--- Start of Dataset entries ---

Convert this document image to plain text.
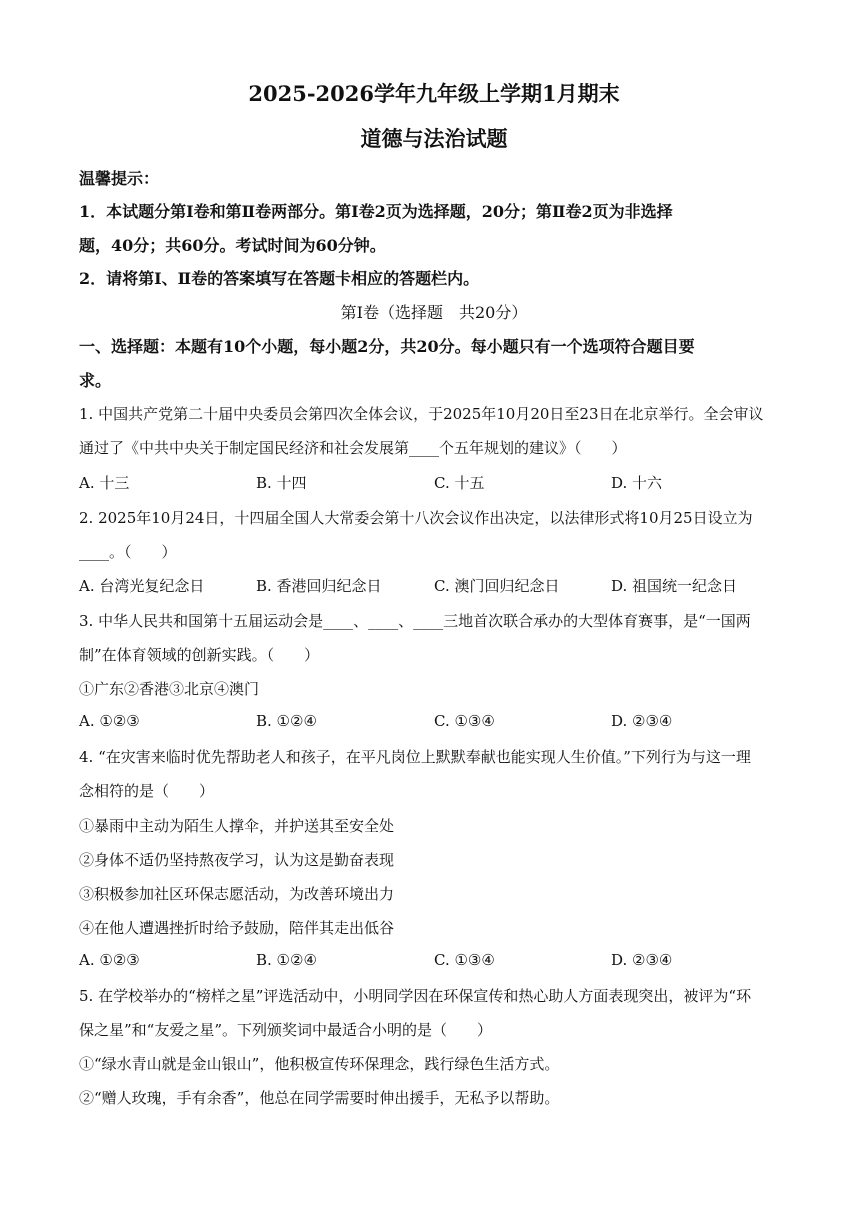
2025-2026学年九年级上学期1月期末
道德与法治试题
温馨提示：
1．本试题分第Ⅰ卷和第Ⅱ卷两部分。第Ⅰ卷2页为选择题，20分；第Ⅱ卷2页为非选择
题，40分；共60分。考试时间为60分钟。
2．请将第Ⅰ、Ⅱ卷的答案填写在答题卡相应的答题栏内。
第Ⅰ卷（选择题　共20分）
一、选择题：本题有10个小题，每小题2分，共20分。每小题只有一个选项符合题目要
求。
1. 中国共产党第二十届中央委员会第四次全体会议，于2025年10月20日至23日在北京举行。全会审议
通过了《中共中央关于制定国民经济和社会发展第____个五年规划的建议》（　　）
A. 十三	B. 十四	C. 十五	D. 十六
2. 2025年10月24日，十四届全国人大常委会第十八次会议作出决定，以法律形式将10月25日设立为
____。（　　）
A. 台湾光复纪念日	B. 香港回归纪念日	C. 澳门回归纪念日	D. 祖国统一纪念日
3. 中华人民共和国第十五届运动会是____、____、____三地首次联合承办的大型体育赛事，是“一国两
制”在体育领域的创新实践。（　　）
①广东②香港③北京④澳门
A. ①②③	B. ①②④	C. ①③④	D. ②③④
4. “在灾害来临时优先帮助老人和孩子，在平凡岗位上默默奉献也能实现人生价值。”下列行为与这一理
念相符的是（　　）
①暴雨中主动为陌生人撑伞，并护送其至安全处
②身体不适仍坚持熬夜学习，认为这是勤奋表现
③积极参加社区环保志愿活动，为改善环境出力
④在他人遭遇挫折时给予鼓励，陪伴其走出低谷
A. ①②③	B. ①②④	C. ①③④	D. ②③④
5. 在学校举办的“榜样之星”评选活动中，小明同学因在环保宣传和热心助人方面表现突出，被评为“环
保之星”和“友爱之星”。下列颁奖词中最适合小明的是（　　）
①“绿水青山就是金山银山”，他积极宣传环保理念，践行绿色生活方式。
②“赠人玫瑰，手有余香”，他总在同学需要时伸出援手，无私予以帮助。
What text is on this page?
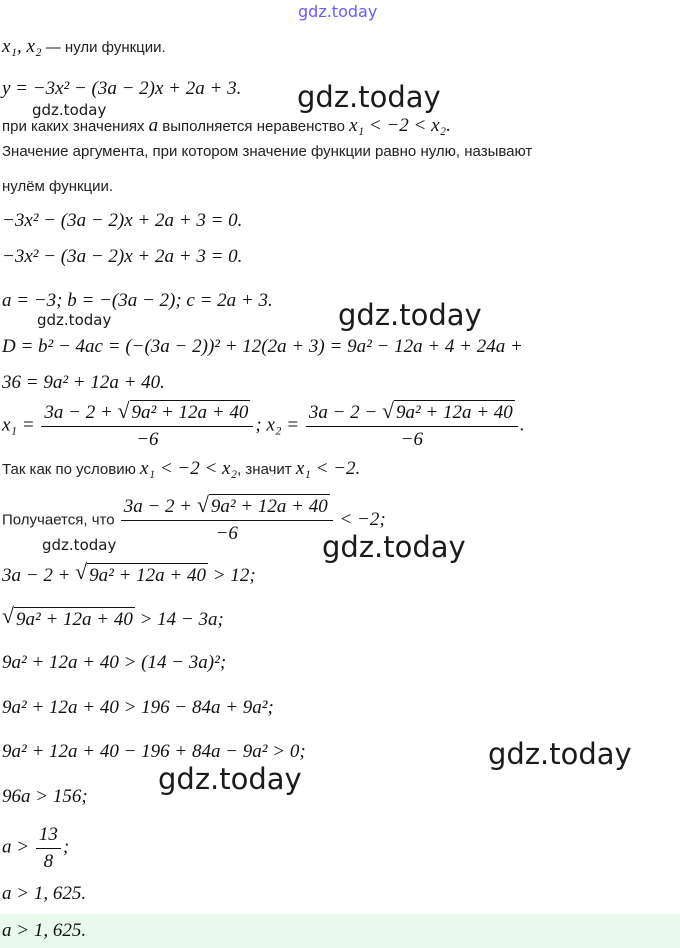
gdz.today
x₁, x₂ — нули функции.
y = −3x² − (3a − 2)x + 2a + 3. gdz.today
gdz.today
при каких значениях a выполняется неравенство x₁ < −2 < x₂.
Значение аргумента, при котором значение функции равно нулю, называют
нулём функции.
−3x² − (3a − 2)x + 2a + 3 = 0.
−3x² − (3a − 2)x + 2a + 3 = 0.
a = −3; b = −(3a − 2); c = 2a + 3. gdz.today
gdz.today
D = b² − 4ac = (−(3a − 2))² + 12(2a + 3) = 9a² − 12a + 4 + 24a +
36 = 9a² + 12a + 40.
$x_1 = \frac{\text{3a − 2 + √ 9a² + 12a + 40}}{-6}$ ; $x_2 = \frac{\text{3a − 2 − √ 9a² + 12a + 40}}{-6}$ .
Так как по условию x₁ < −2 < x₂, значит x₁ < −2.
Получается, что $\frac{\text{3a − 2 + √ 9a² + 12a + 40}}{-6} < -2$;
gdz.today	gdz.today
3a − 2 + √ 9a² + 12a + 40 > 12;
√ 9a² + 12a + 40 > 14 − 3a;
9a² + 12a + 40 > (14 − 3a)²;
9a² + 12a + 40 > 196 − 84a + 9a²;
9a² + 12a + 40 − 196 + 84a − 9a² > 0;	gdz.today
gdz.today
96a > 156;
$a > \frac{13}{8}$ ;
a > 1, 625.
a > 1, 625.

--- End of Dataset entries ---

#### Short problem
Reproduce the material word for word, minus the images.

#### Final result
Convert this document image to plain text.
2025-2026学年九年级上学期1月期末
道德与法治试题
温馨提示：
1．本试题分第Ⅰ卷和第Ⅱ卷两部分。第Ⅰ卷2页为选择题，20分；第Ⅱ卷2页为非选择
题，40分；共60分。考试时间为60分钟。
2．请将第Ⅰ、Ⅱ卷的答案填写在答题卡相应的答题栏内。
第Ⅰ卷（选择题　共20分）
一、选择题：本题有10个小题，每小题2分，共20分。每小题只有一个选项符合题目要
求。
1. 中国共产党第二十届中央委员会第四次全体会议，于2025年10月20日至23日在北京举行。全会审议
通过了《中共中央关于制定国民经济和社会发展第____个五年规划的建议》（　　）
A. 十三	B. 十四	C. 十五	D. 十六
2. 2025年10月24日，十四届全国人大常委会第十八次会议作出决定，以法律形式将10月25日设立为
____。（　　）
A. 台湾光复纪念日	B. 香港回归纪念日	C. 澳门回归纪念日	D. 祖国统一纪念日
3. 中华人民共和国第十五届运动会是____、____、____三地首次联合承办的大型体育赛事，是“一国两
制”在体育领域的创新实践。（　　）
①广东②香港③北京④澳门
A. ①②③	B. ①②④	C. ①③④	D. ②③④
4. “在灾害来临时优先帮助老人和孩子，在平凡岗位上默默奉献也能实现人生价值。”下列行为与这一理
念相符的是（　　）
①暴雨中主动为陌生人撑伞，并护送其至安全处
②身体不适仍坚持熬夜学习，认为这是勤奋表现
③积极参加社区环保志愿活动，为改善环境出力
④在他人遭遇挫折时给予鼓励，陪伴其走出低谷
A. ①②③	B. ①②④	C. ①③④	D. ②③④
5. 在学校举办的“榜样之星”评选活动中，小明同学因在环保宣传和热心助人方面表现突出，被评为“环
保之星”和“友爱之星”。下列颁奖词中最适合小明的是（　　）
①“绿水青山就是金山银山”，他积极宣传环保理念，践行绿色生活方式。
②“赠人玫瑰，手有余香”，他总在同学需要时伸出援手，无私予以帮助。
What text is on this page?
gdz.today
x₁, x₂ — нули функции.
y = −3x² − (3a − 2)x + 2a + 3. gdz.today
gdz.today
при каких значениях a выполняется неравенство x₁ < −2 < x₂.
Значение аргумента, при котором значение функции равно нулю, называют
нулём функции.
−3x² − (3a − 2)x + 2a + 3 = 0.
−3x² − (3a − 2)x + 2a + 3 = 0.
a = −3; b = −(3a − 2); c = 2a + 3. gdz.today
gdz.today
D = b² − 4ac = (−(3a − 2))² + 12(2a + 3) = 9a² − 12a + 4 + 24a +
36 = 9a² + 12a + 40.
$x_1 = \frac{\text{3a − 2 + √ 9a² + 12a + 40}}{-6}$ ; $x_2 = \frac{\text{3a − 2 − √ 9a² + 12a + 40}}{-6}$ .
Так как по условию x₁ < −2 < x₂, значит x₁ < −2.
Получается, что $\frac{\text{3a − 2 + √ 9a² + 12a + 40}}{-6} < -2$;
gdz.today	gdz.today
3a − 2 + √ 9a² + 12a + 40 > 12;
√ 9a² + 12a + 40 > 14 − 3a;
9a² + 12a + 40 > (14 − 3a)²;
9a² + 12a + 40 > 196 − 84a + 9a²;
9a² + 12a + 40 − 196 + 84a − 9a² > 0;	gdz.today
gdz.today
96a > 156;
$a > \frac{13}{8}$ ;
a > 1, 625.
a > 1, 625.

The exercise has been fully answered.